<<<<

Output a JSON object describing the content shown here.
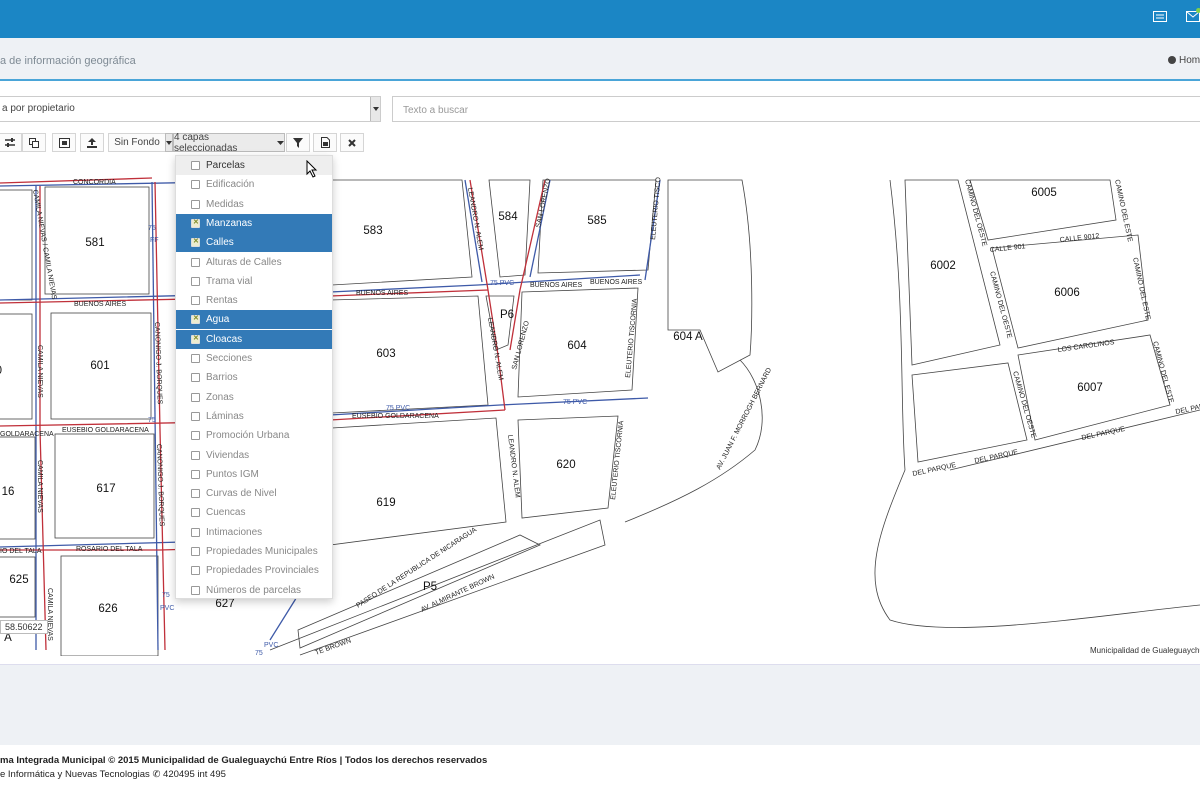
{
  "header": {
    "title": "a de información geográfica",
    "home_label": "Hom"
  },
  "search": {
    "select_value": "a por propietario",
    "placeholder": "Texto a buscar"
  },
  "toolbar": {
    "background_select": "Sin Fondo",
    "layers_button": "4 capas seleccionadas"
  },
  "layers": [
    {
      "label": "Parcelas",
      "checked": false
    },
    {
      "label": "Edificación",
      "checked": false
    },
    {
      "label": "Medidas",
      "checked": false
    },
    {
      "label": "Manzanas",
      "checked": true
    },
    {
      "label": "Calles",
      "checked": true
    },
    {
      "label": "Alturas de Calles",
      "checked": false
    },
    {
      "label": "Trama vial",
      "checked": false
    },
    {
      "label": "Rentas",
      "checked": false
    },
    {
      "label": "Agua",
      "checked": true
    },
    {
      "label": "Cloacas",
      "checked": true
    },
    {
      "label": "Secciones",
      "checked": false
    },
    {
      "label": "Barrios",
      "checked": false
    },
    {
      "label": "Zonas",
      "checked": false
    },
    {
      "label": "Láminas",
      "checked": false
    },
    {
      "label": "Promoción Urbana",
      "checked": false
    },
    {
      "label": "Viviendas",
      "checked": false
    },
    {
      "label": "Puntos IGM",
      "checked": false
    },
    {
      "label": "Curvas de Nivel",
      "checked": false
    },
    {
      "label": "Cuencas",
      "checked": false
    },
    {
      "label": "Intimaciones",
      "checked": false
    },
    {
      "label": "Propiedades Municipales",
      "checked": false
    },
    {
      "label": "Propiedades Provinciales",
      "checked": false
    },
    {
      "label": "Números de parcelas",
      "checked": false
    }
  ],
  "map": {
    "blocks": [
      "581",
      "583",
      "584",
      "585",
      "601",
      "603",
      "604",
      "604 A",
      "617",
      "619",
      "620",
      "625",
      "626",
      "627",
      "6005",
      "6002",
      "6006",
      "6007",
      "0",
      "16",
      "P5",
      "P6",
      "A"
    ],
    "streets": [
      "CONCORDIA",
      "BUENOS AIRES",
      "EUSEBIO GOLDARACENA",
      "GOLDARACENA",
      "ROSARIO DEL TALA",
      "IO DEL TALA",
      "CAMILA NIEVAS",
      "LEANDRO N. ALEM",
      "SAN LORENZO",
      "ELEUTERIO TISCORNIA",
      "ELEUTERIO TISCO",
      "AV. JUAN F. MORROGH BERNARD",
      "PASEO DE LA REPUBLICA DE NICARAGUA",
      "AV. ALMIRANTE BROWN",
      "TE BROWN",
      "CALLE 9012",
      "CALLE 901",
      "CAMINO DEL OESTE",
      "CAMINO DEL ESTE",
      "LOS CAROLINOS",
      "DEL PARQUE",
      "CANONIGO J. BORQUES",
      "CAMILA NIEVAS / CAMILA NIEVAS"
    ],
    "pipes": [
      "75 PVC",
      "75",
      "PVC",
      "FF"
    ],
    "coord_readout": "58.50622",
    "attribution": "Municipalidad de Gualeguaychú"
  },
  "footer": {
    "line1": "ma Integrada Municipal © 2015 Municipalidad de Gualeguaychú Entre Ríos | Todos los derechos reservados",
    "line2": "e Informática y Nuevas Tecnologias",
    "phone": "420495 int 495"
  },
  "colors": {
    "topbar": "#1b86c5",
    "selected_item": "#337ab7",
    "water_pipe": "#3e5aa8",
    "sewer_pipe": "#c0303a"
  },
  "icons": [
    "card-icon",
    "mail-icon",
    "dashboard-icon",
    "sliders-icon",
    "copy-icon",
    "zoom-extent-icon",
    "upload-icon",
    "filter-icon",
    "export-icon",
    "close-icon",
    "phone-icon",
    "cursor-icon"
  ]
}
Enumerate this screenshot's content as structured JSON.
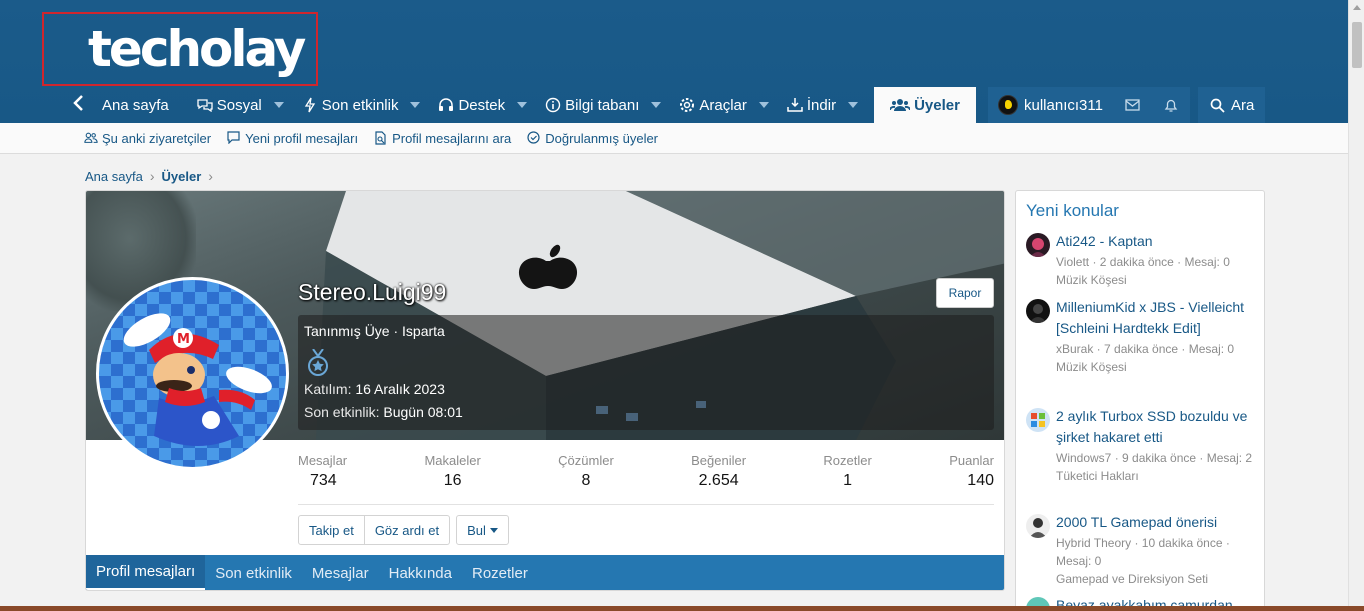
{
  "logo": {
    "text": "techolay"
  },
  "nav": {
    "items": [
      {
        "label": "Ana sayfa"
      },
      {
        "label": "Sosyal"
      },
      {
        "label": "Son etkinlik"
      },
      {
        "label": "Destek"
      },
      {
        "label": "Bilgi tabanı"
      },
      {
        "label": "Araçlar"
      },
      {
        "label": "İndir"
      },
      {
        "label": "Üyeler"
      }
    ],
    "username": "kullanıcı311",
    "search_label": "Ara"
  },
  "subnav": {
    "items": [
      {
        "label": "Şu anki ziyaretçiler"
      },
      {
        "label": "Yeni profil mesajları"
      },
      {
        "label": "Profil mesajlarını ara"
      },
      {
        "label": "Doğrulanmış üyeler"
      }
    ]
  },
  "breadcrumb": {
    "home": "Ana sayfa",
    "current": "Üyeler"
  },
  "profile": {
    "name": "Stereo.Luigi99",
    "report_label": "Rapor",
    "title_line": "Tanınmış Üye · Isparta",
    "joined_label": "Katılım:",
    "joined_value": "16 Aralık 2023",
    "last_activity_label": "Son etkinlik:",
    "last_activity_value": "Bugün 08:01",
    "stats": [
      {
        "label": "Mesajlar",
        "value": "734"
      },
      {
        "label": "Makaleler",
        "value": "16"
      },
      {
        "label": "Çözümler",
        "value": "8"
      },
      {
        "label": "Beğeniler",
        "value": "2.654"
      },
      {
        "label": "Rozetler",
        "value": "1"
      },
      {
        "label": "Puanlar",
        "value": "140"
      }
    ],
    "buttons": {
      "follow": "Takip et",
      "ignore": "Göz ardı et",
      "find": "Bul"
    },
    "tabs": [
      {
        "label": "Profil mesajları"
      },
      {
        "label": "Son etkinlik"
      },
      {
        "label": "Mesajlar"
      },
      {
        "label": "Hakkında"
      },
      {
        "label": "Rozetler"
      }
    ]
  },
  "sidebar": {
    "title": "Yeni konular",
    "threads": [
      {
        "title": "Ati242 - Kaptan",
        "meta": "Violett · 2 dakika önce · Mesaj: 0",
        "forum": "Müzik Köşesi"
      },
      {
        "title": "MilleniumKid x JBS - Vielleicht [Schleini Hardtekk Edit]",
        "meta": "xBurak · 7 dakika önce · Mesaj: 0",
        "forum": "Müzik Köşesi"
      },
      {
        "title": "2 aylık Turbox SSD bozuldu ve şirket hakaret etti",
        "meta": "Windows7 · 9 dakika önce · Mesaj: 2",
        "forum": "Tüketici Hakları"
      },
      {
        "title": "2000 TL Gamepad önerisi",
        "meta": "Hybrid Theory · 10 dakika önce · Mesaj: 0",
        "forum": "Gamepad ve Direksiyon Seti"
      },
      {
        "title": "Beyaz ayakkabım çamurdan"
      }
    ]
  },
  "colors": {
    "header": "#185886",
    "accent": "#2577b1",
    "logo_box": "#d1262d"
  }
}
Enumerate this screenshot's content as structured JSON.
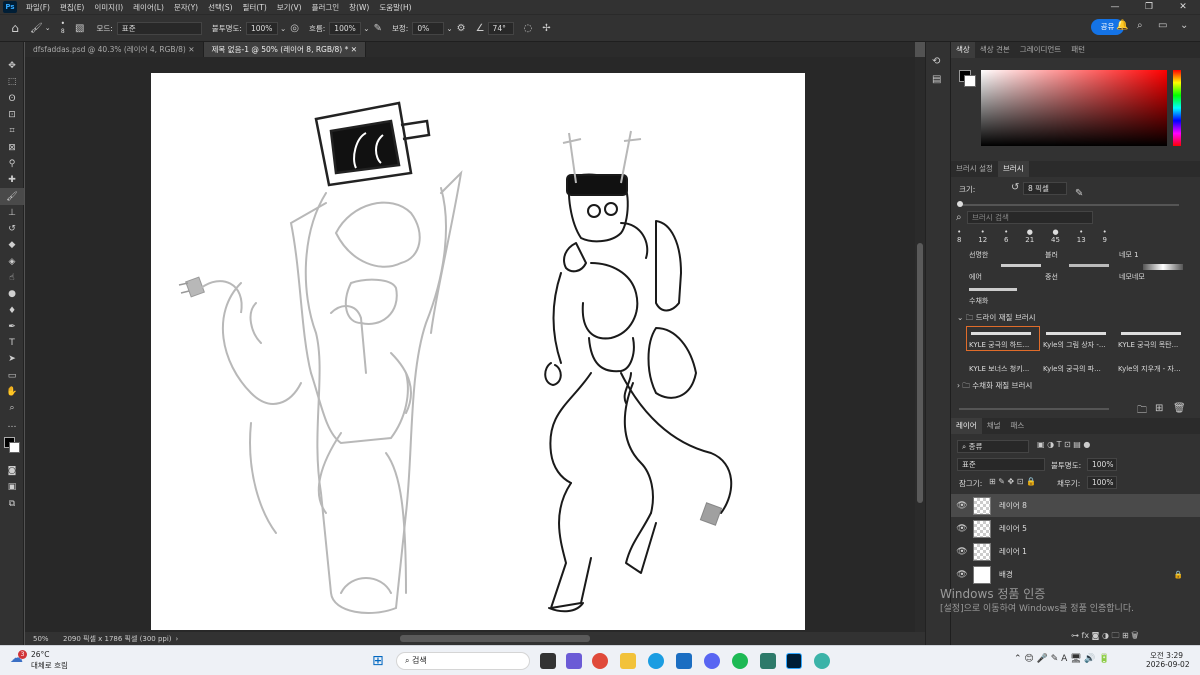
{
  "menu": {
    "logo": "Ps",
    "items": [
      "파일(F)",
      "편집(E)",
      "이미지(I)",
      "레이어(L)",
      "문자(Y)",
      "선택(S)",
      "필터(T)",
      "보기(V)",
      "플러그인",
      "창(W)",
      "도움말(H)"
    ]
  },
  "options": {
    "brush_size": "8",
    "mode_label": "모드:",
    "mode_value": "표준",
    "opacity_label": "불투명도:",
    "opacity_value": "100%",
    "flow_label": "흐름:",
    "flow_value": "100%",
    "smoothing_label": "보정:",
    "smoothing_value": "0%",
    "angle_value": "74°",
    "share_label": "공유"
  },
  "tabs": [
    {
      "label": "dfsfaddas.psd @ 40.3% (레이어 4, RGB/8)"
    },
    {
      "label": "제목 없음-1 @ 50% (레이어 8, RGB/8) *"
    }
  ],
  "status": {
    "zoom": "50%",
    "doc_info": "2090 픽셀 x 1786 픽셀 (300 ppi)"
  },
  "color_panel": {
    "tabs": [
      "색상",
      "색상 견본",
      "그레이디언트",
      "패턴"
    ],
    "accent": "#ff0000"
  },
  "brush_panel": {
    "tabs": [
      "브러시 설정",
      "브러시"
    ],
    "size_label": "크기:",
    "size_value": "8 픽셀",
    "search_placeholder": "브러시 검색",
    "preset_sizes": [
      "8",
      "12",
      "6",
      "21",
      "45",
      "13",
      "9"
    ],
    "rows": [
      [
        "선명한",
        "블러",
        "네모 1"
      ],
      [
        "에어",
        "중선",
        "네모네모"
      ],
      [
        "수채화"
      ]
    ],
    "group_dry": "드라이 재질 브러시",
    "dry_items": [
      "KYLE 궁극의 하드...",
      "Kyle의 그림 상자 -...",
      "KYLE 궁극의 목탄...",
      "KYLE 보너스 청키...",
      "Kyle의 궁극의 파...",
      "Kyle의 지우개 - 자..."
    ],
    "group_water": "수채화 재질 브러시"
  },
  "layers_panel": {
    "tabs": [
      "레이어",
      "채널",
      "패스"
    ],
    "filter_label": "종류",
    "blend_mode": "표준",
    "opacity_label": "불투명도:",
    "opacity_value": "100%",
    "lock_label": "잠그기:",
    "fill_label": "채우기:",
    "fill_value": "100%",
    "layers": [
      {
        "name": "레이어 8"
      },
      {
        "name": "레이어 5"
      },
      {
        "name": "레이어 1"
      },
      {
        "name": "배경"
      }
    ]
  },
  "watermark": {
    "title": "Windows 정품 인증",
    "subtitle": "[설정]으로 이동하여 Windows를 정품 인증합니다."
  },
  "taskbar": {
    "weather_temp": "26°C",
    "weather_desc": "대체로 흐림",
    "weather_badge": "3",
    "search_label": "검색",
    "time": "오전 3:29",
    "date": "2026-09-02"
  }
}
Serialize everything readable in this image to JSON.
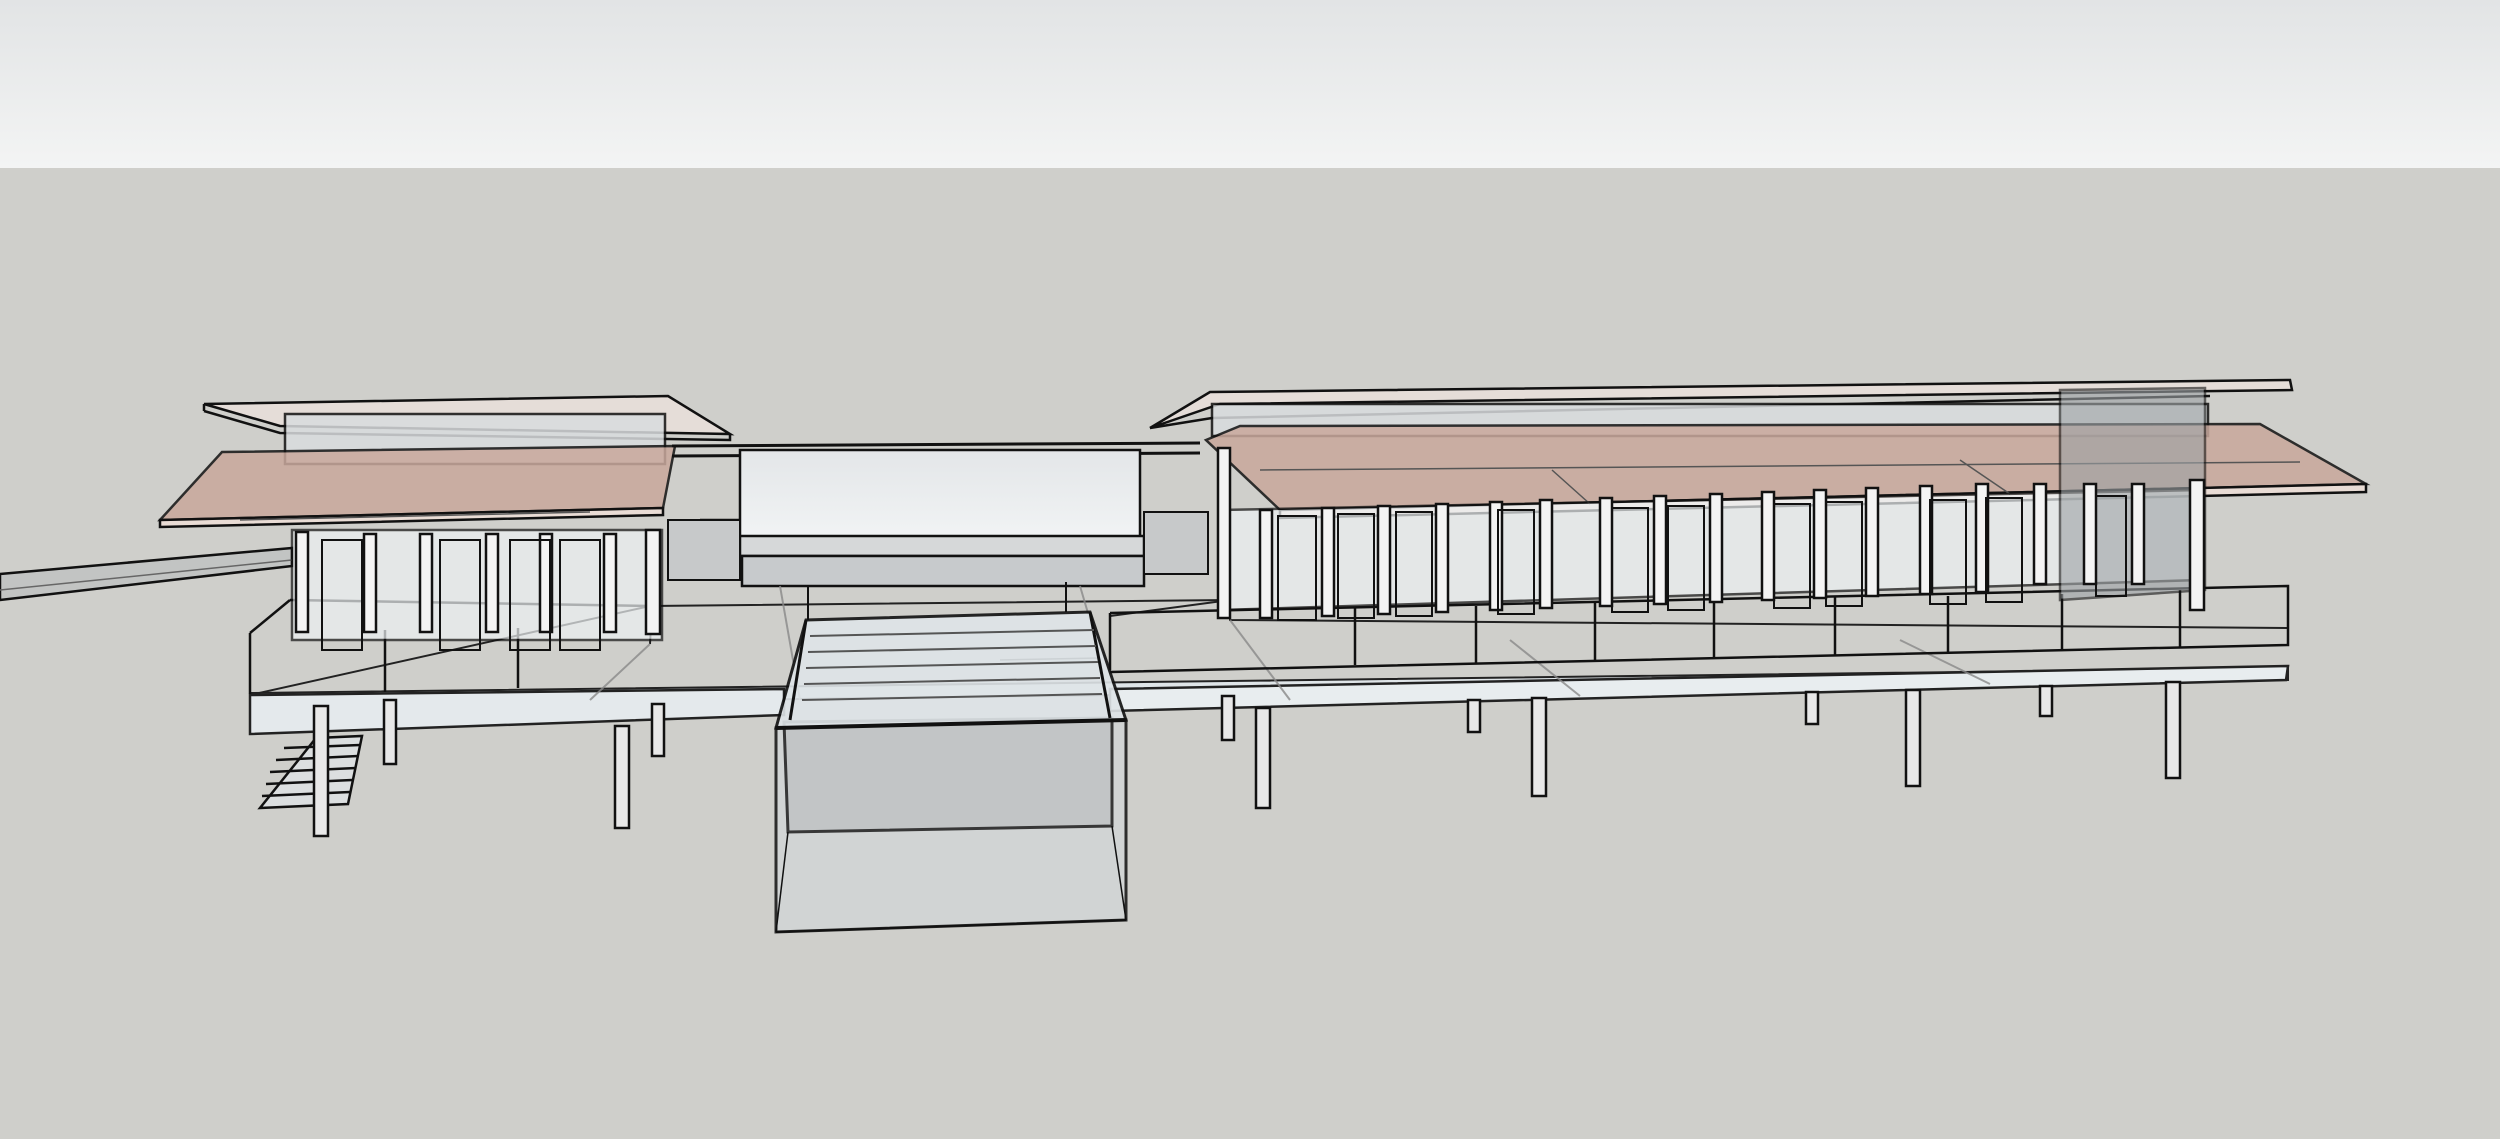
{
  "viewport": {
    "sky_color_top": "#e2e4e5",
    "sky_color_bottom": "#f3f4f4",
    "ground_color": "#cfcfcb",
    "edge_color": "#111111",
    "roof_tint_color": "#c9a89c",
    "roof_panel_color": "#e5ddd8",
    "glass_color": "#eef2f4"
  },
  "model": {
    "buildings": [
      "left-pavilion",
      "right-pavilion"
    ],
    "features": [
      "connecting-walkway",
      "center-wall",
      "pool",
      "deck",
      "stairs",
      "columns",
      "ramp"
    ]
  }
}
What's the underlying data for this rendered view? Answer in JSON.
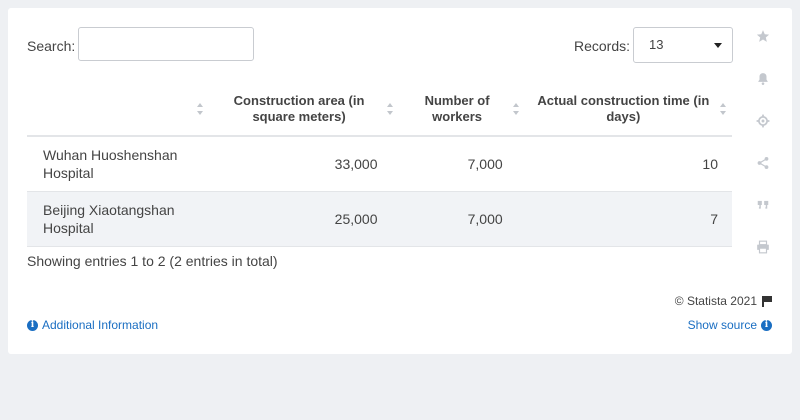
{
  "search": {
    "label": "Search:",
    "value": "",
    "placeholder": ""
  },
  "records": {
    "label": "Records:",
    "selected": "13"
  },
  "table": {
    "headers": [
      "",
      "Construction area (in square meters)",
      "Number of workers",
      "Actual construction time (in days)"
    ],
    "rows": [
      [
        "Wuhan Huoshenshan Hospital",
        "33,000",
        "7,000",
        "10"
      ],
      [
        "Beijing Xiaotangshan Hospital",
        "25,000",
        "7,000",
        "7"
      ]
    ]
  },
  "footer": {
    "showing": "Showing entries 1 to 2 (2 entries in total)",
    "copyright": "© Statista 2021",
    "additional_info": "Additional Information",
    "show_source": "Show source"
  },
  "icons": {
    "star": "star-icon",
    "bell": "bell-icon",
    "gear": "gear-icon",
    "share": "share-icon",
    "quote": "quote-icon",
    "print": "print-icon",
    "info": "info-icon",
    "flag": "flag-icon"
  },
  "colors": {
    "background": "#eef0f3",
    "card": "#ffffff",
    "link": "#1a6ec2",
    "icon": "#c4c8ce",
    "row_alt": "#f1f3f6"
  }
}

>>>>

#### [Exercise task]
Report only the number of lines in the data above that contain "this".

#### [Response to the task]
4